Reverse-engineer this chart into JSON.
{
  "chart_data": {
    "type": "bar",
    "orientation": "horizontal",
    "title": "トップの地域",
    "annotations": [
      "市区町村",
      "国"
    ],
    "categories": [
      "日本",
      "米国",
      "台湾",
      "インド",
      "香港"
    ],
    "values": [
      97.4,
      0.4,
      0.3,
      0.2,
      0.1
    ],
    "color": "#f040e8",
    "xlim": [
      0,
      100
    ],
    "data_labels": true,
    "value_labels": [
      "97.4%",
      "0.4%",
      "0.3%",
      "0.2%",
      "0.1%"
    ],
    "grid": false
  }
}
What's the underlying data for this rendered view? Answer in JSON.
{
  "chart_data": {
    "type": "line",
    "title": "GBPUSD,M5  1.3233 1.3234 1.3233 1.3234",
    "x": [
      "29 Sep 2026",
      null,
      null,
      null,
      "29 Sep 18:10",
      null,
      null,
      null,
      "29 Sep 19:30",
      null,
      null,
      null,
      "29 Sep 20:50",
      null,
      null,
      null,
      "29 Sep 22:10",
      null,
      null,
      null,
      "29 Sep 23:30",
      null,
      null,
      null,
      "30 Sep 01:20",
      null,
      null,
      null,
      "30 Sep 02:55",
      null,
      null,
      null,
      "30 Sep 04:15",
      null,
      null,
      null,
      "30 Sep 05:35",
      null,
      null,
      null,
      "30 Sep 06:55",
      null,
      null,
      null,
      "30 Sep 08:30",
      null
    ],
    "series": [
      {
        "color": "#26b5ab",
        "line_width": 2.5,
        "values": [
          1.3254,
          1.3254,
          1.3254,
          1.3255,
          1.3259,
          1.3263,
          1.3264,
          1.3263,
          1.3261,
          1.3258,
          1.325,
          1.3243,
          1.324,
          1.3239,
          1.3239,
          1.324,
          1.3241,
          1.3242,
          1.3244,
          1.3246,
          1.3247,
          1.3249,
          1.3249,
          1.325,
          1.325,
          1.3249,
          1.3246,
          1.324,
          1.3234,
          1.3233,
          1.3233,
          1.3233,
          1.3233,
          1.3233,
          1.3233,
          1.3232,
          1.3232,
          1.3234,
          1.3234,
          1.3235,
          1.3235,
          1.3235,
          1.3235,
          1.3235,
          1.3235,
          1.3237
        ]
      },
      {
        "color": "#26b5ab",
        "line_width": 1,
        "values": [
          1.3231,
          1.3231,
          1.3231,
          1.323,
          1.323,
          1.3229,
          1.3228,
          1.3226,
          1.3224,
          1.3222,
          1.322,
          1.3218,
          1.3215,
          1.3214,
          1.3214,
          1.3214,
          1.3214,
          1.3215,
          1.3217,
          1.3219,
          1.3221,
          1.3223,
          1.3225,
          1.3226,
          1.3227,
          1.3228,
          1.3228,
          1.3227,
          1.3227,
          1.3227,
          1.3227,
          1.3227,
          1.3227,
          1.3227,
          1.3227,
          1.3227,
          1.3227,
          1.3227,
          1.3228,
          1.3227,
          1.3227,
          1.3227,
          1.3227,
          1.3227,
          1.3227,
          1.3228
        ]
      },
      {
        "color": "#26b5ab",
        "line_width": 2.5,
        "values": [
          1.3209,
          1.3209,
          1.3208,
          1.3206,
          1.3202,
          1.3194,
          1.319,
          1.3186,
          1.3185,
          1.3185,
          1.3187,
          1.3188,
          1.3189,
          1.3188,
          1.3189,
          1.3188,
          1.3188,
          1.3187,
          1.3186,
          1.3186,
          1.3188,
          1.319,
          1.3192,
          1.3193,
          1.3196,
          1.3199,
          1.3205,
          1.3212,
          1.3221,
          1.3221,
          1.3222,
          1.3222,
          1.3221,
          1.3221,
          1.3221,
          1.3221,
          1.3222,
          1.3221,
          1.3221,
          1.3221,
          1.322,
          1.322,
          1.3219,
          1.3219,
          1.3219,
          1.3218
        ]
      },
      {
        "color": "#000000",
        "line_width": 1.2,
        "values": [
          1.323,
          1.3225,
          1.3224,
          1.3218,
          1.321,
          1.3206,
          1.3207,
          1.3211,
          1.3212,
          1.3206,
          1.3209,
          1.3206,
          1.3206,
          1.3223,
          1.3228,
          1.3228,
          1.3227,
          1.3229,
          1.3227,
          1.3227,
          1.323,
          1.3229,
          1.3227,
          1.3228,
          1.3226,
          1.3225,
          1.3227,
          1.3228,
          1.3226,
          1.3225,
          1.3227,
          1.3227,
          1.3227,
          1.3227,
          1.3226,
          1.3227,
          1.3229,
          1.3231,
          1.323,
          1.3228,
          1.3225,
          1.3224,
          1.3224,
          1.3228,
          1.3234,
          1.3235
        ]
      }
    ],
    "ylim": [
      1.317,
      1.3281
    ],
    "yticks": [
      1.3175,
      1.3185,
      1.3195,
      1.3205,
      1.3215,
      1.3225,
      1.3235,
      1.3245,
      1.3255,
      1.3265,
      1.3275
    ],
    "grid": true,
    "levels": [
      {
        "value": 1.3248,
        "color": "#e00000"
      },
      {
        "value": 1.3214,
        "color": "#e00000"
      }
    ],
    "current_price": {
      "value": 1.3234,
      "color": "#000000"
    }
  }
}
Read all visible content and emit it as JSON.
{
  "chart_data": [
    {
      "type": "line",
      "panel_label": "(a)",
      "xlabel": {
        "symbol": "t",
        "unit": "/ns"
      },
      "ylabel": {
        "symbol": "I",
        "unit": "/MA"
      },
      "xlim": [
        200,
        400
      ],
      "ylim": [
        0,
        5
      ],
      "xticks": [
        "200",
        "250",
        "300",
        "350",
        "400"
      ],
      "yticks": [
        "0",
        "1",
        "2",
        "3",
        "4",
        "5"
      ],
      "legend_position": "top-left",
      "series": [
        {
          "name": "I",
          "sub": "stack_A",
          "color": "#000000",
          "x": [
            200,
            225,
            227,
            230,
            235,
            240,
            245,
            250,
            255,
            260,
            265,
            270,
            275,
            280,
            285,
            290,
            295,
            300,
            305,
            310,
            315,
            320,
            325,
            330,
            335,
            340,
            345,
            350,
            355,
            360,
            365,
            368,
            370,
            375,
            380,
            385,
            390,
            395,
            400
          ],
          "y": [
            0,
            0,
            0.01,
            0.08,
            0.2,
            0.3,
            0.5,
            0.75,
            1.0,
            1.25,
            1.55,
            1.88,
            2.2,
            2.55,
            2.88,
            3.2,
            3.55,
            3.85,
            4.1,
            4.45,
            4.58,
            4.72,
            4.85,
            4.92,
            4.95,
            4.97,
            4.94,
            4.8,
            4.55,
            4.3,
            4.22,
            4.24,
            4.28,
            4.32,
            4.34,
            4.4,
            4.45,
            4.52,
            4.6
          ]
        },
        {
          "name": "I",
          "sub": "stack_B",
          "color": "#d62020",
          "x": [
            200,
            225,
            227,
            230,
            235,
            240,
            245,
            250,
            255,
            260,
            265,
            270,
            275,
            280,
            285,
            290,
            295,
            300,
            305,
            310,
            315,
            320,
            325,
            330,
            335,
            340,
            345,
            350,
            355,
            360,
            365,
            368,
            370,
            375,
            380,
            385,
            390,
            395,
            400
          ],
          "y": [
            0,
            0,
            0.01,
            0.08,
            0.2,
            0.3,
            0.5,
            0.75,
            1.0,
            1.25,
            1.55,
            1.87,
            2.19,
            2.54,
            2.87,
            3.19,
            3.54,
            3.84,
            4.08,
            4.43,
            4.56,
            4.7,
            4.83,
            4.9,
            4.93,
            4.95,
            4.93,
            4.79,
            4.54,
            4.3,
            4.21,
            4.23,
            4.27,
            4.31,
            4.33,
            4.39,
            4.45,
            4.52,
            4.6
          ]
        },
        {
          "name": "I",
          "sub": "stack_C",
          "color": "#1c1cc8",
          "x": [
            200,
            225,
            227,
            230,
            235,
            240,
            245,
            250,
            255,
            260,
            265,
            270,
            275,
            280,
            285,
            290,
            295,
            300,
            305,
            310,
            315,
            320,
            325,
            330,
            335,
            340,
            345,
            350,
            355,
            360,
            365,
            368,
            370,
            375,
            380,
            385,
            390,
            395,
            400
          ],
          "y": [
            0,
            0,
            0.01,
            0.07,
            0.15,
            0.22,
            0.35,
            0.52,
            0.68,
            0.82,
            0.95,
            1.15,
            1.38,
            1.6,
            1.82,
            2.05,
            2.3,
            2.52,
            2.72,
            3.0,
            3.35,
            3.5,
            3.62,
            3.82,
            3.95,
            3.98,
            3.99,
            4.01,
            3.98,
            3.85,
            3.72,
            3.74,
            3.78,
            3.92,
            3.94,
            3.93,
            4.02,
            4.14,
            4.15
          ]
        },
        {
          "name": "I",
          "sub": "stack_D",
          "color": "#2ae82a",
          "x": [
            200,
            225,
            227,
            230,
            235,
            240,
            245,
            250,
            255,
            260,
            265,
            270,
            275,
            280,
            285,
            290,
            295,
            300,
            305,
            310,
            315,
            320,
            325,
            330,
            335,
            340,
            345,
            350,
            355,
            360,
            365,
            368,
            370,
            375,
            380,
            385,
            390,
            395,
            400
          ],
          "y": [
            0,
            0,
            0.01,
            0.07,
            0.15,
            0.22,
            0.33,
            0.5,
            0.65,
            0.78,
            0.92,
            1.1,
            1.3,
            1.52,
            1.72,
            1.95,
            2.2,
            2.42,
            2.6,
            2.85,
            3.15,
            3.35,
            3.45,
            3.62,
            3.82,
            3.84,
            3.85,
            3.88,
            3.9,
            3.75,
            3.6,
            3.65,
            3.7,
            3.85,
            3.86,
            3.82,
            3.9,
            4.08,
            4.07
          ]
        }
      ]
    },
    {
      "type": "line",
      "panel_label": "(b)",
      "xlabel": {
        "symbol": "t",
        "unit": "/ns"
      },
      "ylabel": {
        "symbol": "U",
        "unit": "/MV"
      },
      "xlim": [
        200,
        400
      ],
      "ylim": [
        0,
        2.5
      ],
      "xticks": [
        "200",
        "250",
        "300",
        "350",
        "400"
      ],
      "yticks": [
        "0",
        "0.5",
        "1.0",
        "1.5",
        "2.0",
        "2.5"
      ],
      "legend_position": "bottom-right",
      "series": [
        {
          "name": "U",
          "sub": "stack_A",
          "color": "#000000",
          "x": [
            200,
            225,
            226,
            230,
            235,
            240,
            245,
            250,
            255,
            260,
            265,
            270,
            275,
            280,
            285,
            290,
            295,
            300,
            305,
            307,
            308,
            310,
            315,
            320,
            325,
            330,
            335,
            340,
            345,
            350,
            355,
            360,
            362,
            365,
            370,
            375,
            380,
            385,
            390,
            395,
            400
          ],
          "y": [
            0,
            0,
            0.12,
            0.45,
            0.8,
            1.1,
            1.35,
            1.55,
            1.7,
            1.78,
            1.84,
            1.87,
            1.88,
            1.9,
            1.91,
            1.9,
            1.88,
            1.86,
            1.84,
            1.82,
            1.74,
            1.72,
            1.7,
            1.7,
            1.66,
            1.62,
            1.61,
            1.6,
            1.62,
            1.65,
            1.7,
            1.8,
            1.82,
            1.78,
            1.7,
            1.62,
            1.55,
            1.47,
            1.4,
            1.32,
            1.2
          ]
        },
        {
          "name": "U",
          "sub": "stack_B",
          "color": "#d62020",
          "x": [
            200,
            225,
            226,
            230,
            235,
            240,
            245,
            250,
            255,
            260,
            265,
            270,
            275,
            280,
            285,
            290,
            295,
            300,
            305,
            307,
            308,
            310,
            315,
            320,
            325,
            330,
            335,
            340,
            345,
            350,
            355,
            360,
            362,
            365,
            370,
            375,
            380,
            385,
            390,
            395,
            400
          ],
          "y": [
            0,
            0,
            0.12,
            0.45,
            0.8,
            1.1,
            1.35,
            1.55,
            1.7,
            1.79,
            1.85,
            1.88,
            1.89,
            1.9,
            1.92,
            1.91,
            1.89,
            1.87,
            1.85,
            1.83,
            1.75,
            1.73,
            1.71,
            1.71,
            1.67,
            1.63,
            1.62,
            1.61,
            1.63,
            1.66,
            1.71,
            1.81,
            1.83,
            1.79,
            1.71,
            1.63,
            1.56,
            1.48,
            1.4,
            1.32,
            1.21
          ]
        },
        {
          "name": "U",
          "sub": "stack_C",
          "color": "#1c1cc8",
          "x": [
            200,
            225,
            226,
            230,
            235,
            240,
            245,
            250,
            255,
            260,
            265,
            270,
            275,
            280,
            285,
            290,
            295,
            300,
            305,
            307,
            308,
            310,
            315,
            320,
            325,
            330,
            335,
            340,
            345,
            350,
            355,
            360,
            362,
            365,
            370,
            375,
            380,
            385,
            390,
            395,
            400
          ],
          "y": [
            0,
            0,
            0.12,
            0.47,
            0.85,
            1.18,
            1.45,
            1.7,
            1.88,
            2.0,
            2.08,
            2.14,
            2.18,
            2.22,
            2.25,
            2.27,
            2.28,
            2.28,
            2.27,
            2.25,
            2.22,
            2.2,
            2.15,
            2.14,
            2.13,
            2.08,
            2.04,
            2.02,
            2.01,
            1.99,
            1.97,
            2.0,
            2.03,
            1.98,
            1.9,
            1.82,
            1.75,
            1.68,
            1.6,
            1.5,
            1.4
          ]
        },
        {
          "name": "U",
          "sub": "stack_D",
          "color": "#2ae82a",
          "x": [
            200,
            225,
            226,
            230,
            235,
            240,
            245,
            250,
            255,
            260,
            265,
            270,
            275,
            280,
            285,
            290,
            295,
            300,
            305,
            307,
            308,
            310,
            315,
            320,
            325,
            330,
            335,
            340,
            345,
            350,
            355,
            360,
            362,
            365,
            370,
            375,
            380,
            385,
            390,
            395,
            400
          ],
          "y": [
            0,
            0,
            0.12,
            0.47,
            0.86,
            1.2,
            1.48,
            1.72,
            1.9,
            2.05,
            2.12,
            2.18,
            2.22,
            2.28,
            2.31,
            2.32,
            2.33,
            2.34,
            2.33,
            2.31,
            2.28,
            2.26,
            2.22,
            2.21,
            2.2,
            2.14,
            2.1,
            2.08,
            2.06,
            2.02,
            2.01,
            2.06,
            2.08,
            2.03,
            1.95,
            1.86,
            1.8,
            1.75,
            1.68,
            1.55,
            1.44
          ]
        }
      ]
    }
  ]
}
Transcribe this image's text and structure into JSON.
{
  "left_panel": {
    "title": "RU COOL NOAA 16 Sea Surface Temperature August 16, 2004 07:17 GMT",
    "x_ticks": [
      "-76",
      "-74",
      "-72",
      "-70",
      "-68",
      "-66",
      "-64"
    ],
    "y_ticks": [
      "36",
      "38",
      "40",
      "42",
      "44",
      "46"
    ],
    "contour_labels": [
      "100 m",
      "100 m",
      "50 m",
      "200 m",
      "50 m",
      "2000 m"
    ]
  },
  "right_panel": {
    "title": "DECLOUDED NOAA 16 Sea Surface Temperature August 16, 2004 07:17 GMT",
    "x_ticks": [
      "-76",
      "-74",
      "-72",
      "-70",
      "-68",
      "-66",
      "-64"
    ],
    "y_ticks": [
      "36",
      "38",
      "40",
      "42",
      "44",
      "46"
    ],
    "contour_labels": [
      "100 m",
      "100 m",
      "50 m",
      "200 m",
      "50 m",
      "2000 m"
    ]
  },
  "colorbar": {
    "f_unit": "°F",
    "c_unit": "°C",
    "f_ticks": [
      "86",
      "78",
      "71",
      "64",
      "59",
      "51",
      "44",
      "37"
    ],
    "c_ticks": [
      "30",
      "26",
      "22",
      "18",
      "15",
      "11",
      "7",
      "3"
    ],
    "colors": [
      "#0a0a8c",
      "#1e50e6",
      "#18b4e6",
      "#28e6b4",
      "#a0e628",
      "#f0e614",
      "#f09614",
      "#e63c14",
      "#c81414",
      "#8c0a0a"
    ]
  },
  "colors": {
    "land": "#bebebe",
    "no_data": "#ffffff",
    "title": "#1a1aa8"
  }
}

§ **Goal**: Find out how many lines in the listing contain the string "JSON". Give the number alone.

§ **Output of the task**: 4